◆ Goal of the exercise ◆
In the copy, include every entry exactly but none of the pictures.

*** Input data

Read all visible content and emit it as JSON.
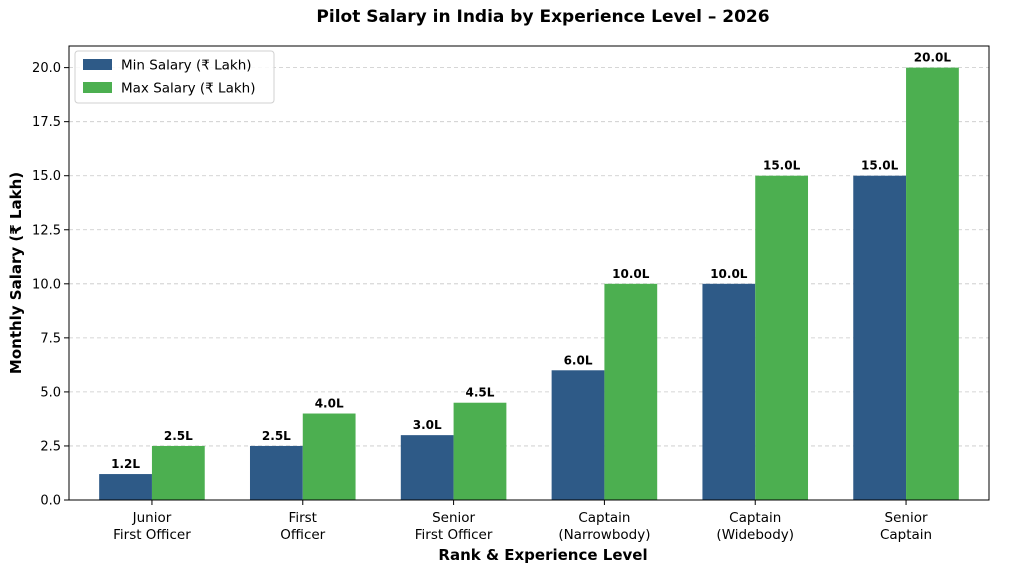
{
  "chart_data": {
    "type": "bar",
    "title": "Pilot Salary in India by Experience Level – 2026",
    "xlabel": "Rank & Experience Level",
    "ylabel": "Monthly Salary (₹ Lakh)",
    "ylim": [
      0,
      21
    ],
    "yticks": [
      "0.0",
      "2.5",
      "5.0",
      "7.5",
      "10.0",
      "12.5",
      "15.0",
      "17.5",
      "20.0"
    ],
    "ytick_values": [
      0,
      2.5,
      5,
      7.5,
      10,
      12.5,
      15,
      17.5,
      20
    ],
    "grid": "y-dashed",
    "legend_position": "top-left",
    "categories": [
      [
        "Junior",
        "First Officer"
      ],
      [
        "First",
        "Officer"
      ],
      [
        "Senior",
        "First Officer"
      ],
      [
        "Captain",
        "(Narrowbody)"
      ],
      [
        "Captain",
        "(Widebody)"
      ],
      [
        "Senior",
        "Captain"
      ]
    ],
    "series": [
      {
        "name": "Min Salary (₹ Lakh)",
        "color": "#2e5a87",
        "values": [
          1.2,
          2.5,
          3.0,
          6.0,
          10.0,
          15.0
        ],
        "labels": [
          "1.2L",
          "2.5L",
          "3.0L",
          "6.0L",
          "10.0L",
          "15.0L"
        ]
      },
      {
        "name": "Max Salary (₹ Lakh)",
        "color": "#4caf50",
        "values": [
          2.5,
          4.0,
          4.5,
          10.0,
          15.0,
          20.0
        ],
        "labels": [
          "2.5L",
          "4.0L",
          "4.5L",
          "10.0L",
          "15.0L",
          "20.0L"
        ]
      }
    ]
  }
}
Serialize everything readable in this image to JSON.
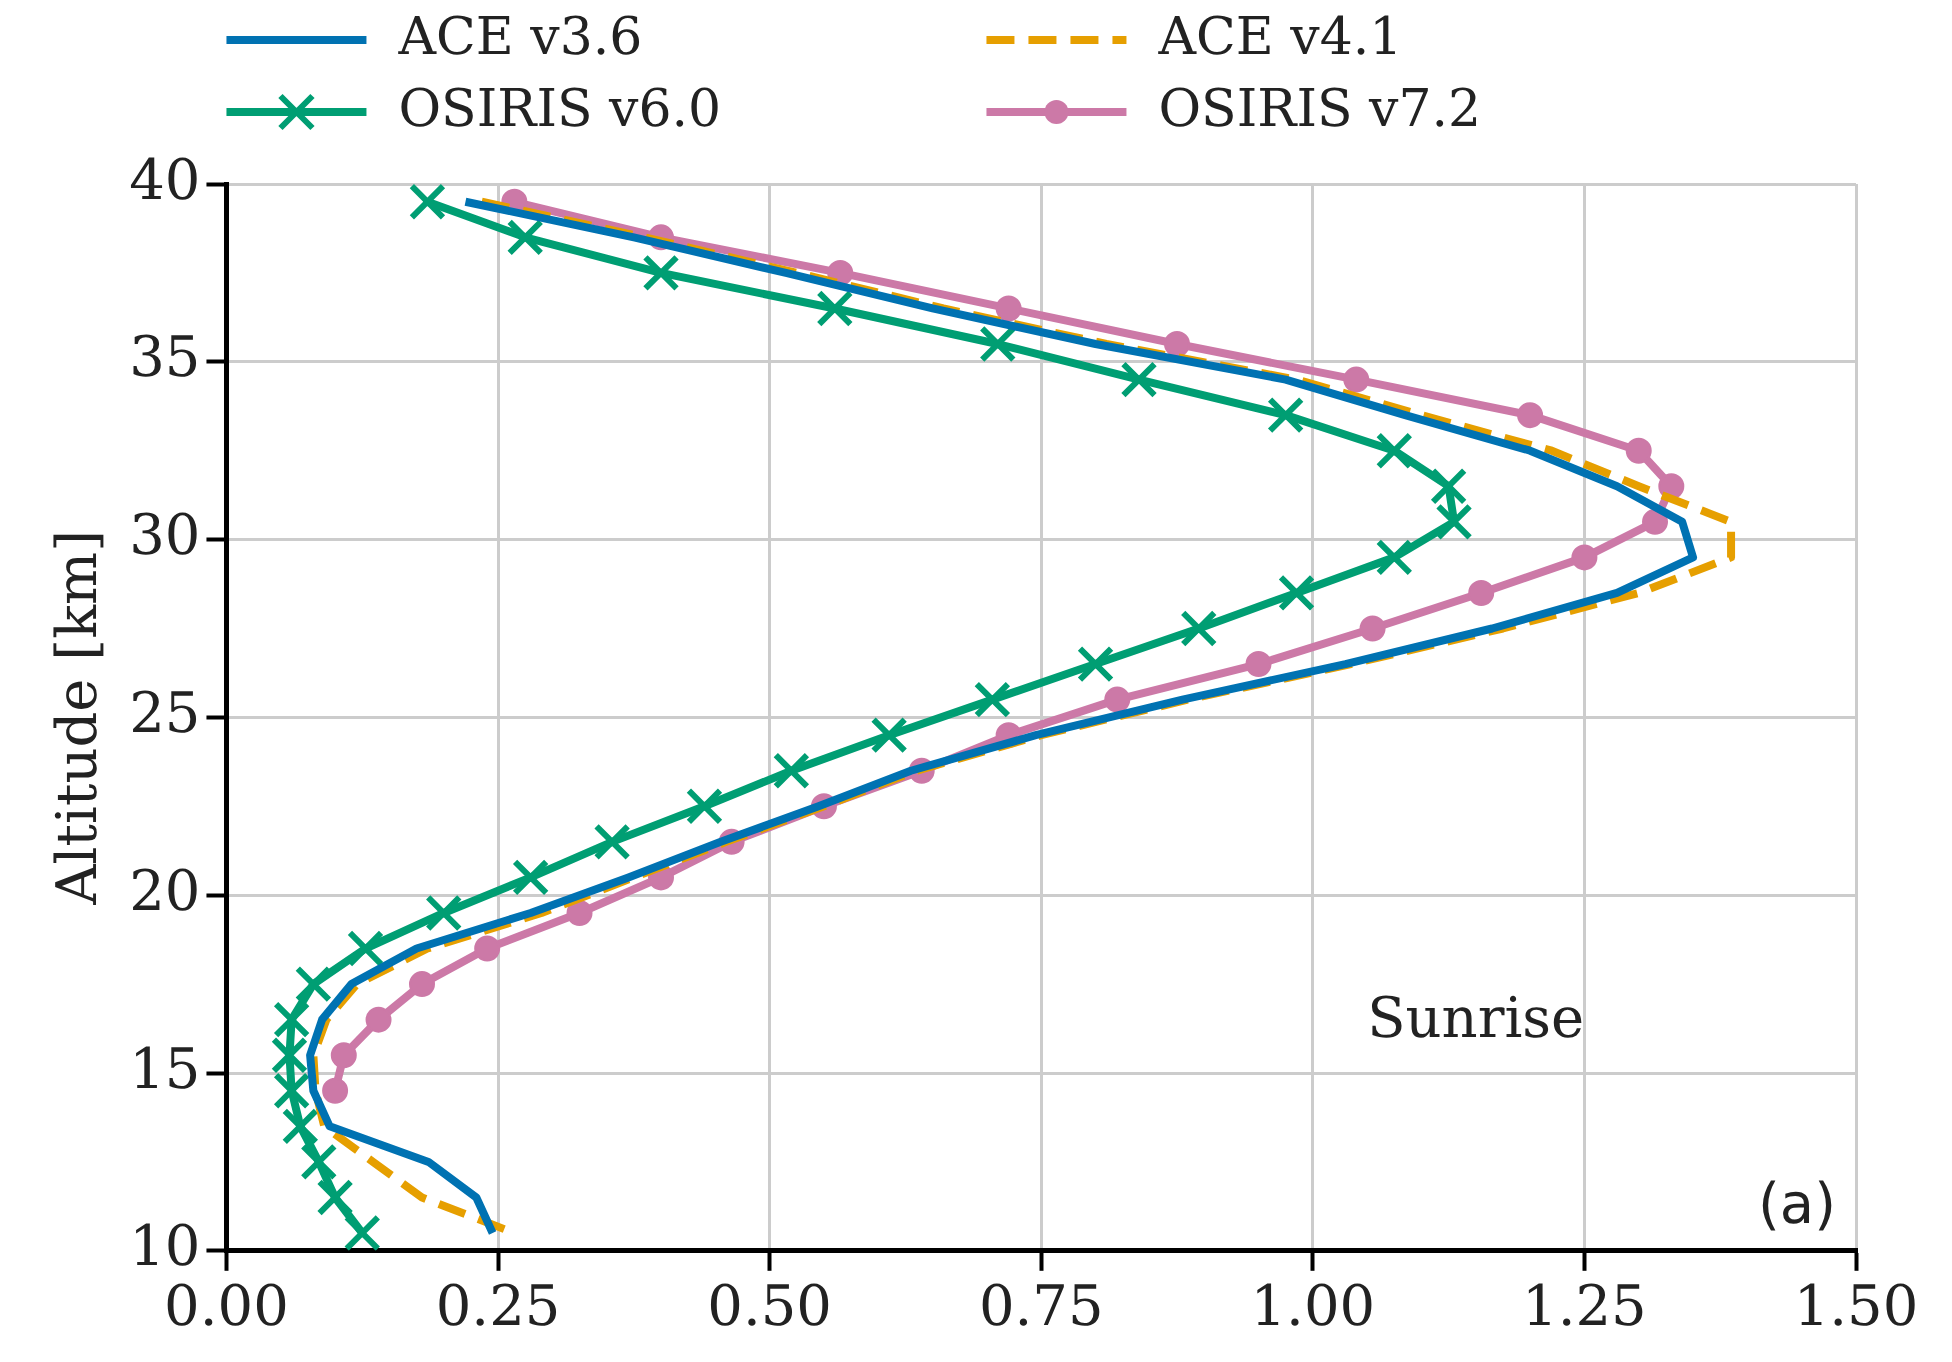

******

◆ Result for this exercise ◆
Read all visible content and emit it as JSON.
{
  "chart_data": {
    "type": "bar",
    "title": "Pilot Salary in India by Experience Level – 2026",
    "xlabel": "Rank & Experience Level",
    "ylabel": "Monthly Salary (₹ Lakh)",
    "ylim": [
      0,
      21
    ],
    "yticks": [
      "0.0",
      "2.5",
      "5.0",
      "7.5",
      "10.0",
      "12.5",
      "15.0",
      "17.5",
      "20.0"
    ],
    "ytick_values": [
      0,
      2.5,
      5,
      7.5,
      10,
      12.5,
      15,
      17.5,
      20
    ],
    "grid": "y-dashed",
    "legend_position": "top-left",
    "categories": [
      [
        "Junior",
        "First Officer"
      ],
      [
        "First",
        "Officer"
      ],
      [
        "Senior",
        "First Officer"
      ],
      [
        "Captain",
        "(Narrowbody)"
      ],
      [
        "Captain",
        "(Widebody)"
      ],
      [
        "Senior",
        "Captain"
      ]
    ],
    "series": [
      {
        "name": "Min Salary (₹ Lakh)",
        "color": "#2e5a87",
        "values": [
          1.2,
          2.5,
          3.0,
          6.0,
          10.0,
          15.0
        ],
        "labels": [
          "1.2L",
          "2.5L",
          "3.0L",
          "6.0L",
          "10.0L",
          "15.0L"
        ]
      },
      {
        "name": "Max Salary (₹ Lakh)",
        "color": "#4caf50",
        "values": [
          2.5,
          4.0,
          4.5,
          10.0,
          15.0,
          20.0
        ],
        "labels": [
          "2.5L",
          "4.0L",
          "4.5L",
          "10.0L",
          "15.0L",
          "20.0L"
        ]
      }
    ]
  }
}
Serialize everything readable in this image to JSON.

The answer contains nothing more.